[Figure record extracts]
------------------------------------

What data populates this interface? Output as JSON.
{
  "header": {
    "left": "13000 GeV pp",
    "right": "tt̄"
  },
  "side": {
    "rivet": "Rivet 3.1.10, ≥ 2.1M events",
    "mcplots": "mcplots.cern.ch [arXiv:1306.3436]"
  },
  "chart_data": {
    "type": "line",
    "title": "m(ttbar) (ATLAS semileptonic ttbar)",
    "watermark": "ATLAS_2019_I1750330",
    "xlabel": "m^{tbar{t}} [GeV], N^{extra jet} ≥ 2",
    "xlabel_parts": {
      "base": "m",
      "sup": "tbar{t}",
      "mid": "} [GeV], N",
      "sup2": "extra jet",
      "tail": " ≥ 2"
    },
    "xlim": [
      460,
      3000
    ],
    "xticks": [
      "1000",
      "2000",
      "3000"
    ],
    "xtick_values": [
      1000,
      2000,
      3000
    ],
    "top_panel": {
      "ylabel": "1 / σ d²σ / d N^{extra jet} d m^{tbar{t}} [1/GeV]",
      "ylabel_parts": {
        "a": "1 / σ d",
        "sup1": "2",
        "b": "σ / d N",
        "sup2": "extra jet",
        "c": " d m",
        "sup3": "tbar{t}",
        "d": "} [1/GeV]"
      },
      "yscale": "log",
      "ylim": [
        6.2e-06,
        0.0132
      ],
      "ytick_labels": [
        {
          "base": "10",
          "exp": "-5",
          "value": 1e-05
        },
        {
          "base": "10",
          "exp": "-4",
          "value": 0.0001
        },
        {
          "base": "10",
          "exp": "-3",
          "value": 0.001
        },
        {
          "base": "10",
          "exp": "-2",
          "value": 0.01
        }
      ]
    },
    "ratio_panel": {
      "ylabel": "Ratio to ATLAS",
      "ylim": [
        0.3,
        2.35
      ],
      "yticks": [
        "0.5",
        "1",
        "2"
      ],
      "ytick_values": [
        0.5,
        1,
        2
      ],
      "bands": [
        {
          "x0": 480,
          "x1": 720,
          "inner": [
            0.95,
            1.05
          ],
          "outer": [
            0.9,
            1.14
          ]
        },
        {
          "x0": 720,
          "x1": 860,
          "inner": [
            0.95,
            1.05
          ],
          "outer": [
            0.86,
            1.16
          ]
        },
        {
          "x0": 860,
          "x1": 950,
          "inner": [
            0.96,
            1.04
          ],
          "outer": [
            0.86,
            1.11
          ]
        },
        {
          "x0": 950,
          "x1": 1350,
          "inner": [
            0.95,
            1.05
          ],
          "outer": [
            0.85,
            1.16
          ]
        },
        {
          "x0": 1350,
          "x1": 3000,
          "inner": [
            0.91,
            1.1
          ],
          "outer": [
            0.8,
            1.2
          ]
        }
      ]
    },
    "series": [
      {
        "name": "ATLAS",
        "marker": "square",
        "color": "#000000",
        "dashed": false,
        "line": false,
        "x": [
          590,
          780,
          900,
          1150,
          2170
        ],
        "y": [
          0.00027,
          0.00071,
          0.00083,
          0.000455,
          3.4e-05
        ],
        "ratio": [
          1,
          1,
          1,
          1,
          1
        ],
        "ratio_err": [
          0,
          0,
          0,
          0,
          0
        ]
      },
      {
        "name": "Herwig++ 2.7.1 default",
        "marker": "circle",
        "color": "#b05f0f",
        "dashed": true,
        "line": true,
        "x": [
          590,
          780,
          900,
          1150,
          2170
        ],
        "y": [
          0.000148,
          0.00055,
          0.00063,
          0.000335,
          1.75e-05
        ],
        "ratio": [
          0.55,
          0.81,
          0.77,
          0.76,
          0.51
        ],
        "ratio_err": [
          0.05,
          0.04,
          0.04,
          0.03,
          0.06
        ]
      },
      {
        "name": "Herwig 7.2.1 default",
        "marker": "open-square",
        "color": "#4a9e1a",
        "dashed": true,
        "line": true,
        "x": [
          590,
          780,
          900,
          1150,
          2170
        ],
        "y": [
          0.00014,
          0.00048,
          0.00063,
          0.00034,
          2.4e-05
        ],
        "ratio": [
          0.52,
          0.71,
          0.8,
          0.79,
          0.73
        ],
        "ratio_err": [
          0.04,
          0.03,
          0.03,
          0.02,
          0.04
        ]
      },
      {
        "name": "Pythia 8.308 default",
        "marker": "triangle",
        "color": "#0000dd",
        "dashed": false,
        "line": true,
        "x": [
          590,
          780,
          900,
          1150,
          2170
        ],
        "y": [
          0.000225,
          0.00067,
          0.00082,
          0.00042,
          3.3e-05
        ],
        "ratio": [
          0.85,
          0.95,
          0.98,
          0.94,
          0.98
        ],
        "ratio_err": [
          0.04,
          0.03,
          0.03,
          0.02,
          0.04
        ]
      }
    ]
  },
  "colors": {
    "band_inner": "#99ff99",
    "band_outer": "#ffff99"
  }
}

------------------------------------

→ **TASK DIRECTIONS**: Pick out every line above that holds the word "Herwig" and copy it.

→ **SOLUTION FOR THIS TASK**:
        "name": "Herwig++ 2.7.1 default",
        "name": "Herwig 7.2.1 default",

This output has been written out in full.